PROBLEM DETAILS: Leave the pictures out. Return all other data exactly.

DATASET EXCERPTS:
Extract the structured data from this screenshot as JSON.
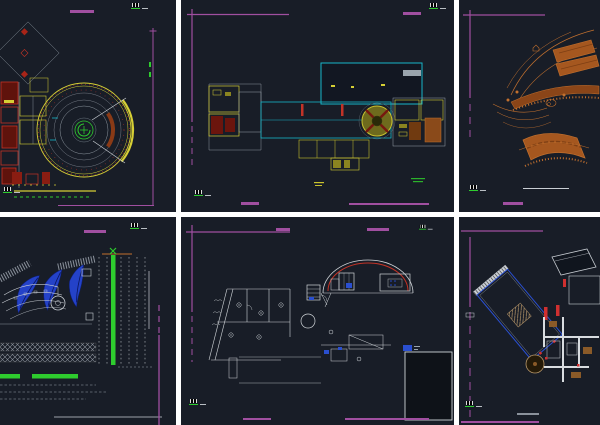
{
  "watermark": "DISAMAG.COM",
  "logo": {
    "arabic": "دیسامگ",
    "text": "DISAMAG"
  },
  "top_right_sheet": {
    "title": "First Floor Plan",
    "scale": "Scale 1/100"
  },
  "bottom_center_sheet": {
    "title": "Second Floor Plan"
  },
  "colors": {
    "panel_bg": "#181d27",
    "purple": "#a04fa0",
    "green_text": "#2f7c39",
    "cad_yellow": "#d6cf35",
    "cad_cyan": "#17b6c9",
    "cad_red": "#c23327",
    "cad_orange": "#c2702e",
    "leaf_blue": "#2442c8",
    "white_line": "#c9ced4",
    "bright_green": "#2ecc2e"
  }
}
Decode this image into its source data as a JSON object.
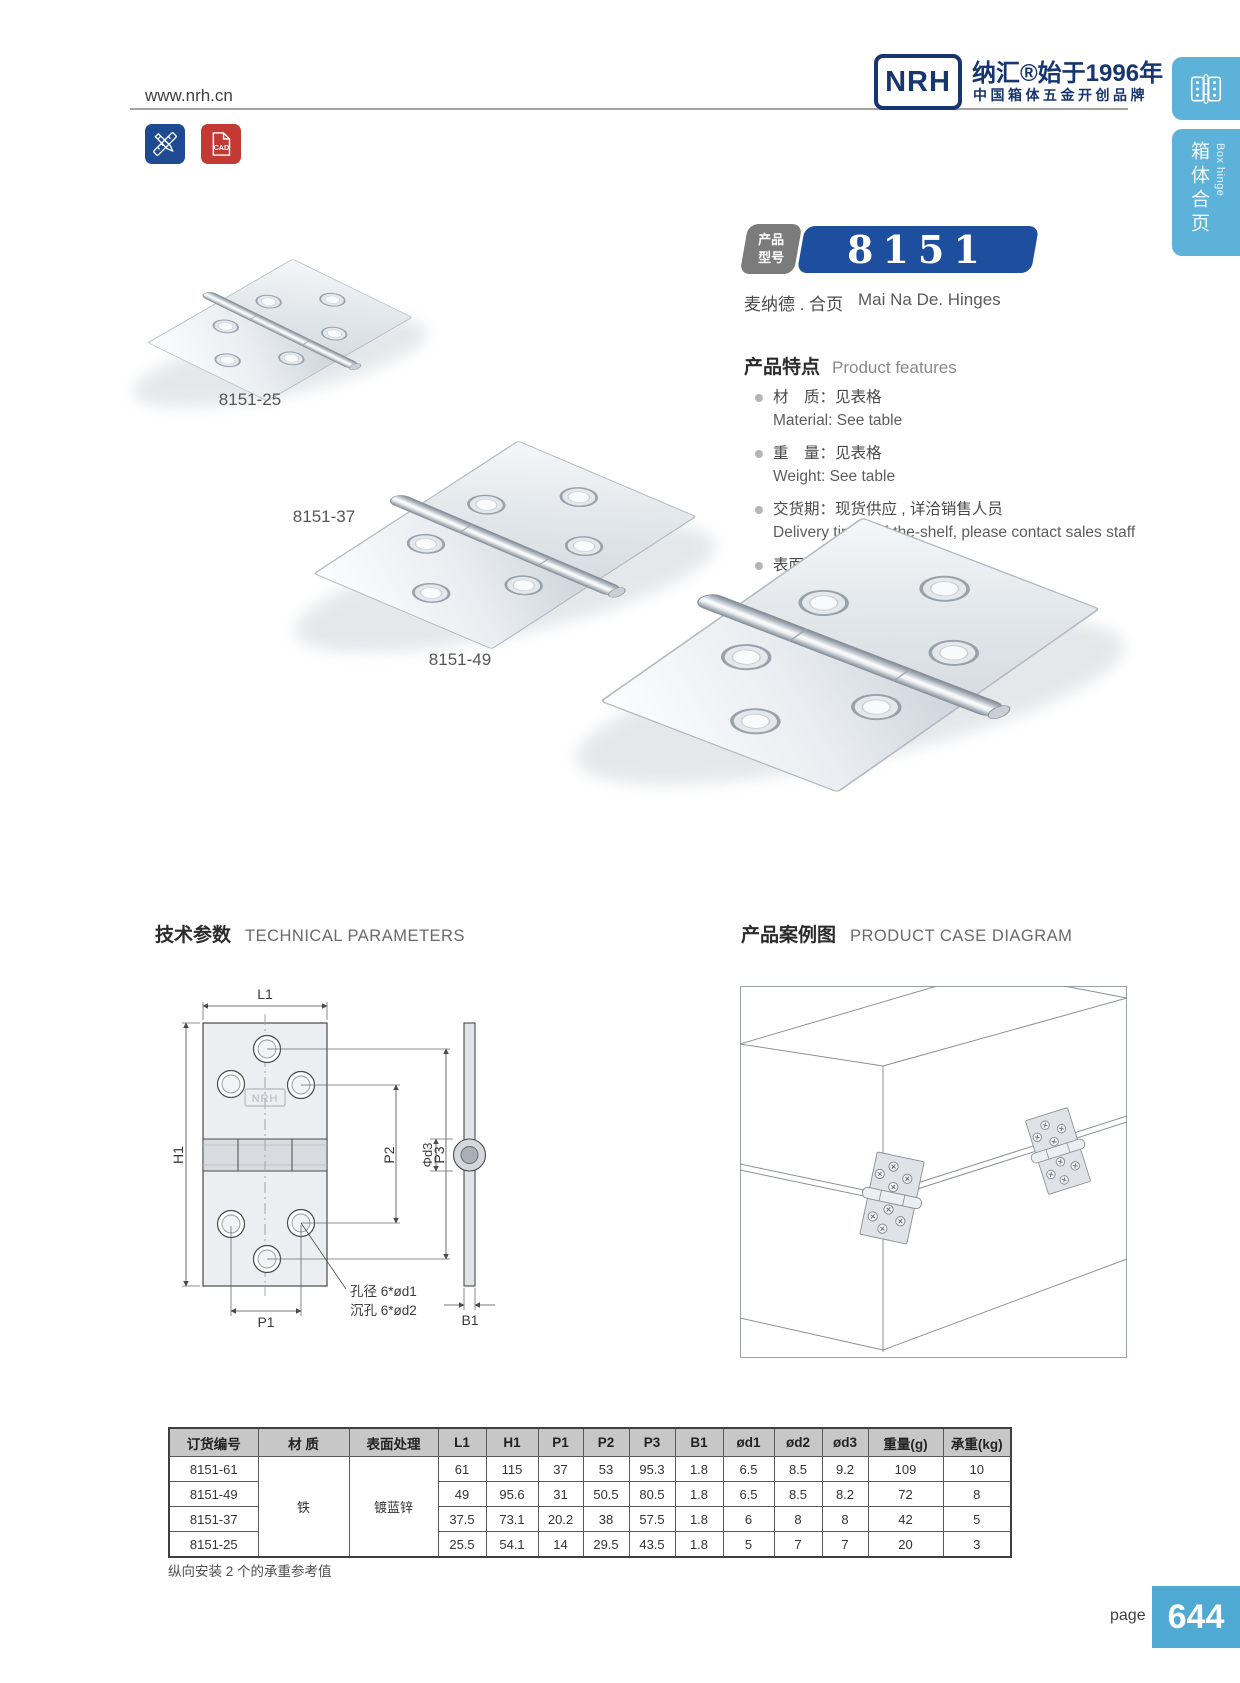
{
  "header": {
    "url": "www.nrh.cn",
    "logo_text": "NRH",
    "brand_line1": "纳汇®始于1996年",
    "brand_line2": "中国箱体五金开创品牌"
  },
  "toolbar": {
    "cad_label": "CAD"
  },
  "side_tabs": {
    "category_zh": "箱体合页",
    "category_en": "Box hinge"
  },
  "product": {
    "badge_label_line1": "产品",
    "badge_label_line2": "型号",
    "model": "8151",
    "name_zh": "麦纳德 . 合页",
    "name_en": "Mai Na De. Hinges"
  },
  "features": {
    "title_zh": "产品特点",
    "title_en": "Product features",
    "items": [
      {
        "zh": "材　质：见表格",
        "en": "Material: See table"
      },
      {
        "zh": "重　量：见表格",
        "en": "Weight: See table"
      },
      {
        "zh": "交货期：现货供应 , 详洽销售人员",
        "en": "Delivery time: off-the-shelf, please contact sales staff"
      },
      {
        "zh": "表面处理：见表格",
        "en": "Surface treatment：See table"
      },
      {
        "zh": "用途：木箱、军用箱",
        "en": "Application: Wooden box, military box"
      },
      {
        "zh": "承重力：见表格",
        "en": "Loading capacity: See table"
      }
    ]
  },
  "gallery": {
    "labels": [
      "8151-25",
      "8151-37",
      "8151-49"
    ]
  },
  "sections": {
    "tech_zh": "技术参数",
    "tech_en": "TECHNICAL PARAMETERS",
    "case_zh": "产品案例图",
    "case_en": "PRODUCT CASE DIAGRAM"
  },
  "drawing": {
    "labels": {
      "l1": "L1",
      "h1": "H1",
      "p1": "P1",
      "p2": "P2",
      "p3": "P3",
      "b1": "B1",
      "d3": "Φd3",
      "hole1": "孔径 6*ød1",
      "hole2": "沉孔 6*ød2",
      "logo": "NRH"
    }
  },
  "table": {
    "headers": [
      "订货编号",
      "材  质",
      "表面处理",
      "L1",
      "H1",
      "P1",
      "P2",
      "P3",
      "B1",
      "ød1",
      "ød2",
      "ød3",
      "重量(g)",
      "承重(kg)"
    ],
    "material": "铁",
    "surface": "镀蓝锌",
    "rows": [
      {
        "model": "8151-61",
        "l1": "61",
        "h1": "115",
        "p1": "37",
        "p2": "53",
        "p3": "95.3",
        "b1": "1.8",
        "d1": "6.5",
        "d2": "8.5",
        "d3": "9.2",
        "weight": "109",
        "load": "10"
      },
      {
        "model": "8151-49",
        "l1": "49",
        "h1": "95.6",
        "p1": "31",
        "p2": "50.5",
        "p3": "80.5",
        "b1": "1.8",
        "d1": "6.5",
        "d2": "8.5",
        "d3": "8.2",
        "weight": "72",
        "load": "8"
      },
      {
        "model": "8151-37",
        "l1": "37.5",
        "h1": "73.1",
        "p1": "20.2",
        "p2": "38",
        "p3": "57.5",
        "b1": "1.8",
        "d1": "6",
        "d2": "8",
        "d3": "8",
        "weight": "42",
        "load": "5"
      },
      {
        "model": "8151-25",
        "l1": "25.5",
        "h1": "54.1",
        "p1": "14",
        "p2": "29.5",
        "p3": "43.5",
        "b1": "1.8",
        "d1": "5",
        "d2": "7",
        "d3": "7",
        "weight": "20",
        "load": "3"
      }
    ],
    "footnote": "纵向安装 2 个的承重参考值"
  },
  "footer": {
    "page_label": "page",
    "page_number": "644"
  },
  "colors": {
    "navy": "#17356e",
    "badge_blue": "#1e4f9e",
    "light_blue": "#5cb2d9",
    "page_blue": "#4fa9d3",
    "cad_red": "#c23a33",
    "tool_blue": "#1e4a92",
    "table_header": "#c7c7c7"
  }
}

REPLY TO THE EXERCISE:
Extract the structured data from this screenshot as JSON.
{
  "watermark": "DISAMAG.COM",
  "logo": {
    "arabic": "دیسامگ",
    "text": "DISAMAG"
  },
  "top_right_sheet": {
    "title": "First Floor Plan",
    "scale": "Scale 1/100"
  },
  "bottom_center_sheet": {
    "title": "Second Floor Plan"
  },
  "colors": {
    "panel_bg": "#181d27",
    "purple": "#a04fa0",
    "green_text": "#2f7c39",
    "cad_yellow": "#d6cf35",
    "cad_cyan": "#17b6c9",
    "cad_red": "#c23327",
    "cad_orange": "#c2702e",
    "leaf_blue": "#2442c8",
    "white_line": "#c9ced4",
    "bright_green": "#2ecc2e"
  }
}
Decode this image into its source data as a JSON object.
{
  "header": {
    "url": "www.nrh.cn",
    "logo_text": "NRH",
    "brand_line1": "纳汇®始于1996年",
    "brand_line2": "中国箱体五金开创品牌"
  },
  "toolbar": {
    "cad_label": "CAD"
  },
  "side_tabs": {
    "category_zh": "箱体合页",
    "category_en": "Box hinge"
  },
  "product": {
    "badge_label_line1": "产品",
    "badge_label_line2": "型号",
    "model": "8151",
    "name_zh": "麦纳德 . 合页",
    "name_en": "Mai Na De. Hinges"
  },
  "features": {
    "title_zh": "产品特点",
    "title_en": "Product features",
    "items": [
      {
        "zh": "材　质：见表格",
        "en": "Material: See table"
      },
      {
        "zh": "重　量：见表格",
        "en": "Weight: See table"
      },
      {
        "zh": "交货期：现货供应 , 详洽销售人员",
        "en": "Delivery time: off-the-shelf, please contact sales staff"
      },
      {
        "zh": "表面处理：见表格",
        "en": "Surface treatment：See table"
      },
      {
        "zh": "用途：木箱、军用箱",
        "en": "Application: Wooden box, military box"
      },
      {
        "zh": "承重力：见表格",
        "en": "Loading capacity: See table"
      }
    ]
  },
  "gallery": {
    "labels": [
      "8151-25",
      "8151-37",
      "8151-49"
    ]
  },
  "sections": {
    "tech_zh": "技术参数",
    "tech_en": "TECHNICAL PARAMETERS",
    "case_zh": "产品案例图",
    "case_en": "PRODUCT CASE DIAGRAM"
  },
  "drawing": {
    "labels": {
      "l1": "L1",
      "h1": "H1",
      "p1": "P1",
      "p2": "P2",
      "p3": "P3",
      "b1": "B1",
      "d3": "Φd3",
      "hole1": "孔径 6*ød1",
      "hole2": "沉孔 6*ød2",
      "logo": "NRH"
    }
  },
  "table": {
    "headers": [
      "订货编号",
      "材  质",
      "表面处理",
      "L1",
      "H1",
      "P1",
      "P2",
      "P3",
      "B1",
      "ød1",
      "ød2",
      "ød3",
      "重量(g)",
      "承重(kg)"
    ],
    "material": "铁",
    "surface": "镀蓝锌",
    "rows": [
      {
        "model": "8151-61",
        "l1": "61",
        "h1": "115",
        "p1": "37",
        "p2": "53",
        "p3": "95.3",
        "b1": "1.8",
        "d1": "6.5",
        "d2": "8.5",
        "d3": "9.2",
        "weight": "109",
        "load": "10"
      },
      {
        "model": "8151-49",
        "l1": "49",
        "h1": "95.6",
        "p1": "31",
        "p2": "50.5",
        "p3": "80.5",
        "b1": "1.8",
        "d1": "6.5",
        "d2": "8.5",
        "d3": "8.2",
        "weight": "72",
        "load": "8"
      },
      {
        "model": "8151-37",
        "l1": "37.5",
        "h1": "73.1",
        "p1": "20.2",
        "p2": "38",
        "p3": "57.5",
        "b1": "1.8",
        "d1": "6",
        "d2": "8",
        "d3": "8",
        "weight": "42",
        "load": "5"
      },
      {
        "model": "8151-25",
        "l1": "25.5",
        "h1": "54.1",
        "p1": "14",
        "p2": "29.5",
        "p3": "43.5",
        "b1": "1.8",
        "d1": "5",
        "d2": "7",
        "d3": "7",
        "weight": "20",
        "load": "3"
      }
    ],
    "footnote": "纵向安装 2 个的承重参考值"
  },
  "footer": {
    "page_label": "page",
    "page_number": "644"
  },
  "colors": {
    "navy": "#17356e",
    "badge_blue": "#1e4f9e",
    "light_blue": "#5cb2d9",
    "page_blue": "#4fa9d3",
    "cad_red": "#c23a33",
    "tool_blue": "#1e4a92",
    "table_header": "#c7c7c7"
  }
}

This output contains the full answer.